> WHAT NEEDS TO BE DONE
Transcribe all of the material exactly.

--------------------------------

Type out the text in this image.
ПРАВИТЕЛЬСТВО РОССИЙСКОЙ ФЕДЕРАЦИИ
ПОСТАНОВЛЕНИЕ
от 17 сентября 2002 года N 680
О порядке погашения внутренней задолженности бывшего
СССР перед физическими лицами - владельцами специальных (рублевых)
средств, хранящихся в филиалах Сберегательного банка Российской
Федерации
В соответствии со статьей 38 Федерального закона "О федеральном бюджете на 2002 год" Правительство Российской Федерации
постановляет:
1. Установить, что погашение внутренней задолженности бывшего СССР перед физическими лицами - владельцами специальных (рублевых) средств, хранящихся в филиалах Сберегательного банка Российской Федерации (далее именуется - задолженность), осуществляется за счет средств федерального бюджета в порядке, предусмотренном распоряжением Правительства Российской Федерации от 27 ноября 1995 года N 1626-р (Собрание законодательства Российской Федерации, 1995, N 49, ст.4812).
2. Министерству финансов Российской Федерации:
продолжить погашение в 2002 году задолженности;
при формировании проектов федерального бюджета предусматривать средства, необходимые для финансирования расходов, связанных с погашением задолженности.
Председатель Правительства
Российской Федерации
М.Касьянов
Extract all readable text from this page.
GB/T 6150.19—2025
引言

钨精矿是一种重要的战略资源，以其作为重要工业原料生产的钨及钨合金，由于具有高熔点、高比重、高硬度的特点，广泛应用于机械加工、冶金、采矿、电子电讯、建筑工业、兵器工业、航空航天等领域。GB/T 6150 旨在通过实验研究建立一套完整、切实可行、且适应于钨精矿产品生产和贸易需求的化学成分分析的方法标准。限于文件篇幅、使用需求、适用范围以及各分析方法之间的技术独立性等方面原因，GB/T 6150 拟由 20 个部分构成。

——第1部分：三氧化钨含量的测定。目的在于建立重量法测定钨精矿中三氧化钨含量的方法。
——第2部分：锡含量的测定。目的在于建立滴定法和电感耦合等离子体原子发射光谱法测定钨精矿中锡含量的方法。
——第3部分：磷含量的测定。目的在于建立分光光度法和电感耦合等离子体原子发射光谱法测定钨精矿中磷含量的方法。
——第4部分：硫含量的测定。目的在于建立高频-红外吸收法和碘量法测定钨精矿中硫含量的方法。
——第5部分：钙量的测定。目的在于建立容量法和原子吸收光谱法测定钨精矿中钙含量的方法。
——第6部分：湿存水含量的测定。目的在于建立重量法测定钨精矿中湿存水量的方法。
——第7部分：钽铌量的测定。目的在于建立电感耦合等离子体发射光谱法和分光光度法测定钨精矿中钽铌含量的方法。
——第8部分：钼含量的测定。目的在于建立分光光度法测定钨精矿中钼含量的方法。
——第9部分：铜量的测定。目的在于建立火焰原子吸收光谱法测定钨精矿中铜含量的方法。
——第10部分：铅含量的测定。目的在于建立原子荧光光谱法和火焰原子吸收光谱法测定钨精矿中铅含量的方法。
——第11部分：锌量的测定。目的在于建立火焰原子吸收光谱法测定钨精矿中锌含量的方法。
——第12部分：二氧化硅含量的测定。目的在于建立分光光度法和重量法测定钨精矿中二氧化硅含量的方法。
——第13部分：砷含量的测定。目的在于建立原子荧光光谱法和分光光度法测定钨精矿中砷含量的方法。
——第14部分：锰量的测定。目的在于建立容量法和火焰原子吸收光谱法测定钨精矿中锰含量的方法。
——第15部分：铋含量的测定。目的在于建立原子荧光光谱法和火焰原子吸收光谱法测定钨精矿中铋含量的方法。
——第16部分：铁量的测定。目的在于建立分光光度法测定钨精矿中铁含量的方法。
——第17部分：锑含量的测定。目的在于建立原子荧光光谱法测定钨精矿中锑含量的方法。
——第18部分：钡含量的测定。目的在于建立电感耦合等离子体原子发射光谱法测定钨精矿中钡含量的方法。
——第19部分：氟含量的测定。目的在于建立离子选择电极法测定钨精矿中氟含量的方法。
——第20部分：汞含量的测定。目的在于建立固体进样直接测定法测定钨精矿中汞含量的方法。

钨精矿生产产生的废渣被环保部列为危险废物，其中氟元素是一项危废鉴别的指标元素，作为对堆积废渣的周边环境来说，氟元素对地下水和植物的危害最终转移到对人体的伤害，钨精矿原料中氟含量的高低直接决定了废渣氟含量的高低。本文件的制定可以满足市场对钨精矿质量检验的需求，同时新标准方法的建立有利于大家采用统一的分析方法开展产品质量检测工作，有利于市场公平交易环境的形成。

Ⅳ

--------------------------------

> OUTPUT
Type out the text in this image.
ПРАВИТЕЛЬСТВО РОССИЙСКОЙ ФЕДЕРАЦИИ
ПОСТАНОВЛЕНИЕ
от 17 сентября 2002 года N 680
О порядке погашения внутренней задолженности бывшего
СССР перед физическими лицами - владельцами специальных (рублевых)
средств, хранящихся в филиалах Сберегательного банка Российской
Федерации
В соответствии со статьей 38 Федерального закона "О федеральном бюджете на 2002 год" Правительство Российской Федерации
постановляет:
1. Установить, что погашение внутренней задолженности бывшего СССР перед физическими лицами - владельцами специальных (рублевых) средств, хранящихся в филиалах Сберегательного банка Российской Федерации (далее именуется - задолженность), осуществляется за счет средств федерального бюджета в порядке, предусмотренном распоряжением Правительства Российской Федерации от 27 ноября 1995 года N 1626-р (Собрание законодательства Российской Федерации, 1995, N 49, ст.4812).
2. Министерству финансов Российской Федерации:
продолжить погашение в 2002 году задолженности;
при формировании проектов федерального бюджета предусматривать средства, необходимые для финансирования расходов, связанных с погашением задолженности.
Председатель Правительства
Российской Федерации
М.Касьянов
Extract all readable text from this page.
GB/T 6150.19—2025
引言

钨精矿是一种重要的战略资源，以其作为重要工业原料生产的钨及钨合金，由于具有高熔点、高比重、高硬度的特点，广泛应用于机械加工、冶金、采矿、电子电讯、建筑工业、兵器工业、航空航天等领域。GB/T 6150 旨在通过实验研究建立一套完整、切实可行、且适应于钨精矿产品生产和贸易需求的化学成分分析的方法标准。限于文件篇幅、使用需求、适用范围以及各分析方法之间的技术独立性等方面原因，GB/T 6150 拟由 20 个部分构成。

——第1部分：三氧化钨含量的测定。目的在于建立重量法测定钨精矿中三氧化钨含量的方法。
——第2部分：锡含量的测定。目的在于建立滴定法和电感耦合等离子体原子发射光谱法测定钨精矿中锡含量的方法。
——第3部分：磷含量的测定。目的在于建立分光光度法和电感耦合等离子体原子发射光谱法测定钨精矿中磷含量的方法。
——第4部分：硫含量的测定。目的在于建立高频-红外吸收法和碘量法测定钨精矿中硫含量的方法。
——第5部分：钙量的测定。目的在于建立容量法和原子吸收光谱法测定钨精矿中钙含量的方法。
——第6部分：湿存水含量的测定。目的在于建立重量法测定钨精矿中湿存水量的方法。
——第7部分：钽铌量的测定。目的在于建立电感耦合等离子体发射光谱法和分光光度法测定钨精矿中钽铌含量的方法。
——第8部分：钼含量的测定。目的在于建立分光光度法测定钨精矿中钼含量的方法。
——第9部分：铜量的测定。目的在于建立火焰原子吸收光谱法测定钨精矿中铜含量的方法。
——第10部分：铅含量的测定。目的在于建立原子荧光光谱法和火焰原子吸收光谱法测定钨精矿中铅含量的方法。
——第11部分：锌量的测定。目的在于建立火焰原子吸收光谱法测定钨精矿中锌含量的方法。
——第12部分：二氧化硅含量的测定。目的在于建立分光光度法和重量法测定钨精矿中二氧化硅含量的方法。
——第13部分：砷含量的测定。目的在于建立原子荧光光谱法和分光光度法测定钨精矿中砷含量的方法。
——第14部分：锰量的测定。目的在于建立容量法和火焰原子吸收光谱法测定钨精矿中锰含量的方法。
——第15部分：铋含量的测定。目的在于建立原子荧光光谱法和火焰原子吸收光谱法测定钨精矿中铋含量的方法。
——第16部分：铁量的测定。目的在于建立分光光度法测定钨精矿中铁含量的方法。
——第17部分：锑含量的测定。目的在于建立原子荧光光谱法测定钨精矿中锑含量的方法。
——第18部分：钡含量的测定。目的在于建立电感耦合等离子体原子发射光谱法测定钨精矿中钡含量的方法。
——第19部分：氟含量的测定。目的在于建立离子选择电极法测定钨精矿中氟含量的方法。
——第20部分：汞含量的测定。目的在于建立固体进样直接测定法测定钨精矿中汞含量的方法。

钨精矿生产产生的废渣被环保部列为危险废物，其中氟元素是一项危废鉴别的指标元素，作为对堆积废渣的周边环境来说，氟元素对地下水和植物的危害最终转移到对人体的伤害，钨精矿原料中氟含量的高低直接决定了废渣氟含量的高低。本文件的制定可以满足市场对钨精矿质量检验的需求，同时新标准方法的建立有利于大家采用统一的分析方法开展产品质量检测工作，有利于市场公平交易环境的形成。

Ⅳ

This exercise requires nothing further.